— begin Dataset entries —
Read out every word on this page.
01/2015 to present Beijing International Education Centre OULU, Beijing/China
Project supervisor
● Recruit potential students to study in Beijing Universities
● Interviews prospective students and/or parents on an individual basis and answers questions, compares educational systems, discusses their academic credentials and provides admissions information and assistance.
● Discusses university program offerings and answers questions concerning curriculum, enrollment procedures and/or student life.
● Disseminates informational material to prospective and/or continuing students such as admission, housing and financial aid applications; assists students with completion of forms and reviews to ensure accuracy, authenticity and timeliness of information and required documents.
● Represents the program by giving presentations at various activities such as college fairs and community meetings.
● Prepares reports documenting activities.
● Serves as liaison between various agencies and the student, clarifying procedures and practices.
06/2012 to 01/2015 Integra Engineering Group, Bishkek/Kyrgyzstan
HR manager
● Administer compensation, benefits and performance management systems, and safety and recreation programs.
— end Dataset entries —
» **Problem**
Transcribe the whole listing exactly.

» **Response**
Read out every word on this page.
01/2015 to present Beijing International Education Centre OULU, Beijing/China
Project supervisor
● Recruit potential students to study in Beijing Universities
● Interviews prospective students and/or parents on an individual basis and answers questions, compares educational systems, discusses their academic credentials and provides admissions information and assistance.
● Discusses university program offerings and answers questions concerning curriculum, enrollment procedures and/or student life.
● Disseminates informational material to prospective and/or continuing students such as admission, housing and financial aid applications; assists students with completion of forms and reviews to ensure accuracy, authenticity and timeliness of information and required documents.
● Represents the program by giving presentations at various activities such as college fairs and community meetings.
● Prepares reports documenting activities.
● Serves as liaison between various agencies and the student, clarifying procedures and practices.
06/2012 to 01/2015 Integra Engineering Group, Bishkek/Kyrgyzstan
HR manager
● Administer compensation, benefits and performance management systems, and safety and recreation programs.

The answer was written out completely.